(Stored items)

■ ■ ■

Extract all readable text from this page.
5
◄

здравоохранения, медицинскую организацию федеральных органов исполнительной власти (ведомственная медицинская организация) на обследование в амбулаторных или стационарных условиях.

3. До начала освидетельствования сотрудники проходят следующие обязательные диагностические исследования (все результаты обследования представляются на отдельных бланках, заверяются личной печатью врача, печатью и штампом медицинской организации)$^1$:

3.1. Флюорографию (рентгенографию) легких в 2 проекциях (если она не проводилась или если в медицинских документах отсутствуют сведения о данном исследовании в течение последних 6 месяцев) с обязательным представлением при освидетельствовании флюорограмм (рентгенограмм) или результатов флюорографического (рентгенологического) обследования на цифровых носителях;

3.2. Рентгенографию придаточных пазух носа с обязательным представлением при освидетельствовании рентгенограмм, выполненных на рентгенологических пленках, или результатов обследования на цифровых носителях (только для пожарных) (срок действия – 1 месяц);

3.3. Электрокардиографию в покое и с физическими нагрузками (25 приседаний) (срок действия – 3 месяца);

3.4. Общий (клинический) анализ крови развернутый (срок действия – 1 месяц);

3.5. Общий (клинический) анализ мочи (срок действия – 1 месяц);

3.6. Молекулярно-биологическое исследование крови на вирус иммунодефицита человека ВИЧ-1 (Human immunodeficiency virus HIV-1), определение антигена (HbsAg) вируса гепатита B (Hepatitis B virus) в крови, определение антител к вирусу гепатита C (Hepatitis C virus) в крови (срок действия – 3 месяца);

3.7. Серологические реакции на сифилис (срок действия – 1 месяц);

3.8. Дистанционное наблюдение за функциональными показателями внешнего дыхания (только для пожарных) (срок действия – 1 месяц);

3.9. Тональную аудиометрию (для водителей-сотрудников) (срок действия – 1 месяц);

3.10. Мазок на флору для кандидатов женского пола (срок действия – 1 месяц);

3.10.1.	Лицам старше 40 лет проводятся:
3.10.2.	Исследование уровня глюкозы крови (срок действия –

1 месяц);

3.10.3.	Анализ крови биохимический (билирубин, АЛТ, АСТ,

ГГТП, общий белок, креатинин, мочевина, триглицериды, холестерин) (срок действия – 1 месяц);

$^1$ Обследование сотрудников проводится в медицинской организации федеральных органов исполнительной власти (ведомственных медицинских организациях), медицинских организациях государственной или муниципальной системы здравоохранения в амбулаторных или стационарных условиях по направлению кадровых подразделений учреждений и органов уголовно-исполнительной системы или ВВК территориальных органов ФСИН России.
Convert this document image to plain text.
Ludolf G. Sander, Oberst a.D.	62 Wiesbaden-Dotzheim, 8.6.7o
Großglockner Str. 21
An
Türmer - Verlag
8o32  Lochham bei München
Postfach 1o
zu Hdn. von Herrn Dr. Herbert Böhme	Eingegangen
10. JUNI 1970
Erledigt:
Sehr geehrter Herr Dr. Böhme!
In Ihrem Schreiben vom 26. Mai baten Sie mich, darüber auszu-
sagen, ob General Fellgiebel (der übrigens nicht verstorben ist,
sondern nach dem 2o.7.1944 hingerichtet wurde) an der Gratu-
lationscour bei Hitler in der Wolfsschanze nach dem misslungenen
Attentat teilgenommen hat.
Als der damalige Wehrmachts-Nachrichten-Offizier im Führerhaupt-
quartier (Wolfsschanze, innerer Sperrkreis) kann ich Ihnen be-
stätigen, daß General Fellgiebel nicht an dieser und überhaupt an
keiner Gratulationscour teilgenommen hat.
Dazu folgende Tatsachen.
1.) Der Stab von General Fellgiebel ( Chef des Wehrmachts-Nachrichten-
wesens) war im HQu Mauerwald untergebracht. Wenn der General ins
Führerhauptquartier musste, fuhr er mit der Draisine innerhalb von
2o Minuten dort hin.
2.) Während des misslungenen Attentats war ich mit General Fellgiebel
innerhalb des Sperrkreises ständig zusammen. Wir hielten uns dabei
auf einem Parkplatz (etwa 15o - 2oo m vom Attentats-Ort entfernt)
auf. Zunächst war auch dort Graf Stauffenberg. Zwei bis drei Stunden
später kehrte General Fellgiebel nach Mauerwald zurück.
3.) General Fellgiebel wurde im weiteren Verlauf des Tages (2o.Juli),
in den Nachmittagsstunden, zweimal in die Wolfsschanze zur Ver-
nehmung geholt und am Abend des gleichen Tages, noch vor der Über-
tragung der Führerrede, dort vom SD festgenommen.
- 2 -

■ ■ ■

WORK INSTRUCTIONS:
Repeat the data in full. Nothing may be dropped or altered.

ANSWER BOX:
Extract all readable text from this page.
5
◄

здравоохранения, медицинскую организацию федеральных органов исполнительной власти (ведомственная медицинская организация) на обследование в амбулаторных или стационарных условиях.

3. До начала освидетельствования сотрудники проходят следующие обязательные диагностические исследования (все результаты обследования представляются на отдельных бланках, заверяются личной печатью врача, печатью и штампом медицинской организации)$^1$:

3.1. Флюорографию (рентгенографию) легких в 2 проекциях (если она не проводилась или если в медицинских документах отсутствуют сведения о данном исследовании в течение последних 6 месяцев) с обязательным представлением при освидетельствовании флюорограмм (рентгенограмм) или результатов флюорографического (рентгенологического) обследования на цифровых носителях;

3.2. Рентгенографию придаточных пазух носа с обязательным представлением при освидетельствовании рентгенограмм, выполненных на рентгенологических пленках, или результатов обследования на цифровых носителях (только для пожарных) (срок действия – 1 месяц);

3.3. Электрокардиографию в покое и с физическими нагрузками (25 приседаний) (срок действия – 3 месяца);

3.4. Общий (клинический) анализ крови развернутый (срок действия – 1 месяц);

3.5. Общий (клинический) анализ мочи (срок действия – 1 месяц);

3.6. Молекулярно-биологическое исследование крови на вирус иммунодефицита человека ВИЧ-1 (Human immunodeficiency virus HIV-1), определение антигена (HbsAg) вируса гепатита B (Hepatitis B virus) в крови, определение антител к вирусу гепатита C (Hepatitis C virus) в крови (срок действия – 3 месяца);

3.7. Серологические реакции на сифилис (срок действия – 1 месяц);

3.8. Дистанционное наблюдение за функциональными показателями внешнего дыхания (только для пожарных) (срок действия – 1 месяц);

3.9. Тональную аудиометрию (для водителей-сотрудников) (срок действия – 1 месяц);

3.10. Мазок на флору для кандидатов женского пола (срок действия – 1 месяц);

3.10.1.	Лицам старше 40 лет проводятся:
3.10.2.	Исследование уровня глюкозы крови (срок действия –

1 месяц);

3.10.3.	Анализ крови биохимический (билирубин, АЛТ, АСТ,

ГГТП, общий белок, креатинин, мочевина, триглицериды, холестерин) (срок действия – 1 месяц);

$^1$ Обследование сотрудников проводится в медицинской организации федеральных органов исполнительной власти (ведомственных медицинских организациях), медицинских организациях государственной или муниципальной системы здравоохранения в амбулаторных или стационарных условиях по направлению кадровых подразделений учреждений и органов уголовно-исполнительной системы или ВВК территориальных органов ФСИН России.
Convert this document image to plain text.
Ludolf G. Sander, Oberst a.D.	62 Wiesbaden-Dotzheim, 8.6.7o
Großglockner Str. 21
An
Türmer - Verlag
8o32  Lochham bei München
Postfach 1o
zu Hdn. von Herrn Dr. Herbert Böhme	Eingegangen
10. JUNI 1970
Erledigt:
Sehr geehrter Herr Dr. Böhme!
In Ihrem Schreiben vom 26. Mai baten Sie mich, darüber auszu-
sagen, ob General Fellgiebel (der übrigens nicht verstorben ist,
sondern nach dem 2o.7.1944 hingerichtet wurde) an der Gratu-
lationscour bei Hitler in der Wolfsschanze nach dem misslungenen
Attentat teilgenommen hat.
Als der damalige Wehrmachts-Nachrichten-Offizier im Führerhaupt-
quartier (Wolfsschanze, innerer Sperrkreis) kann ich Ihnen be-
stätigen, daß General Fellgiebel nicht an dieser und überhaupt an
keiner Gratulationscour teilgenommen hat.
Dazu folgende Tatsachen.
1.) Der Stab von General Fellgiebel ( Chef des Wehrmachts-Nachrichten-
wesens) war im HQu Mauerwald untergebracht. Wenn der General ins
Führerhauptquartier musste, fuhr er mit der Draisine innerhalb von
2o Minuten dort hin.
2.) Während des misslungenen Attentats war ich mit General Fellgiebel
innerhalb des Sperrkreises ständig zusammen. Wir hielten uns dabei
auf einem Parkplatz (etwa 15o - 2oo m vom Attentats-Ort entfernt)
auf. Zunächst war auch dort Graf Stauffenberg. Zwei bis drei Stunden
später kehrte General Fellgiebel nach Mauerwald zurück.
3.) General Fellgiebel wurde im weiteren Verlauf des Tages (2o.Juli),
in den Nachmittagsstunden, zweimal in die Wolfsschanze zur Ver-
nehmung geholt und am Abend des gleichen Tages, noch vor der Über-
tragung der Führerrede, dort vom SD festgenommen.
- 2 -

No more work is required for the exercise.